━━━ Data for this exercise ━━━

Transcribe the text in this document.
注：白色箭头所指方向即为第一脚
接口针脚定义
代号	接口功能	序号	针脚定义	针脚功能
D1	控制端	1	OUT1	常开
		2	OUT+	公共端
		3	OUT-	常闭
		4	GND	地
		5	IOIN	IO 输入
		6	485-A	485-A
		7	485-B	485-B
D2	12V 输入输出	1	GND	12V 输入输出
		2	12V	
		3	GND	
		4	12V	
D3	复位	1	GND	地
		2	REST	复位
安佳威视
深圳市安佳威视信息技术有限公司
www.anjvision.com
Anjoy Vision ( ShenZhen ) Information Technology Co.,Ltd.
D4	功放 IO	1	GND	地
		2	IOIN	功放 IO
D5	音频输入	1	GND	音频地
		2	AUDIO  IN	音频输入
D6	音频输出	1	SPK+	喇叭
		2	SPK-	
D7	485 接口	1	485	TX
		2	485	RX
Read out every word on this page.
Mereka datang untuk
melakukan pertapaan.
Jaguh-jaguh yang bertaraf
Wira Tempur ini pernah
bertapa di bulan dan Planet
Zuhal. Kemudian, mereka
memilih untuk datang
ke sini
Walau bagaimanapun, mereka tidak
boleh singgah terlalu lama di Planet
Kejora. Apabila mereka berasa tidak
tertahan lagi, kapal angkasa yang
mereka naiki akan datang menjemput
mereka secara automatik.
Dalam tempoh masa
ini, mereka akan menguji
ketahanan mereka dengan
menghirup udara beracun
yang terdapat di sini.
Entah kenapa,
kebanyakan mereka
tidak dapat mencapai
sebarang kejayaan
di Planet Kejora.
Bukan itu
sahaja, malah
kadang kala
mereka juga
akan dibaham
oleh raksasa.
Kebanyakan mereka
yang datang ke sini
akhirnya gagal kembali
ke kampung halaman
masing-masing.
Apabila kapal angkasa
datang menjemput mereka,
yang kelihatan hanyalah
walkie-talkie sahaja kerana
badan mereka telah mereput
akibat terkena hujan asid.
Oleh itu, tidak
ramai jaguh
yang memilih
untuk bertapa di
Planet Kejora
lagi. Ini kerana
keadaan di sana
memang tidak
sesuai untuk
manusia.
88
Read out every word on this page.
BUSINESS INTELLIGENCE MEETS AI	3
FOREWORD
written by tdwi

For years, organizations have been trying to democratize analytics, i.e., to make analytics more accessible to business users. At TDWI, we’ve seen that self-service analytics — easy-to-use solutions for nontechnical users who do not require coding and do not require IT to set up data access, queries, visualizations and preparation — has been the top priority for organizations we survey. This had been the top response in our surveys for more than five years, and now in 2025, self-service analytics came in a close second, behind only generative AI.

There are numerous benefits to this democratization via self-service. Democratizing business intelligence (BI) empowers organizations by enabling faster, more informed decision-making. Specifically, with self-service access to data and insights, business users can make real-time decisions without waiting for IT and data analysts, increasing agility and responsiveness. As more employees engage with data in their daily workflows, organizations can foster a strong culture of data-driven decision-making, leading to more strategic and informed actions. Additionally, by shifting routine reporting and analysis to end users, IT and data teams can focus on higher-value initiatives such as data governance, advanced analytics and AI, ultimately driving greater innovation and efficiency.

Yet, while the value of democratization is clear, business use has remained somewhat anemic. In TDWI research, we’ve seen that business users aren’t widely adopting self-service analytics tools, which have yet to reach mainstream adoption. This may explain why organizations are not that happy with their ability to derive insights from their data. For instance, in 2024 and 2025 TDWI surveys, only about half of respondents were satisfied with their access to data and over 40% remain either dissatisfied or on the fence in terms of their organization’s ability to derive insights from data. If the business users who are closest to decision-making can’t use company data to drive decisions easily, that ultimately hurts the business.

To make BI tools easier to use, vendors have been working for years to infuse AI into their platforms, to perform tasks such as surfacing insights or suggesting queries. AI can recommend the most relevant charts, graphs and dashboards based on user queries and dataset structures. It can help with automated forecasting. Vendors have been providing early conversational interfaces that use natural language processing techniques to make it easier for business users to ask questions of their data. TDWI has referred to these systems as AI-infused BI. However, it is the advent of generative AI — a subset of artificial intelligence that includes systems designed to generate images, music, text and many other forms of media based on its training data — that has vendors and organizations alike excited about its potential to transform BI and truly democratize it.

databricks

━━━

Only lines with the string "bertapa" belong in your answer; copy each one.

» **Exercise output**
bertapa di bulan dan Planet
untuk bertapa di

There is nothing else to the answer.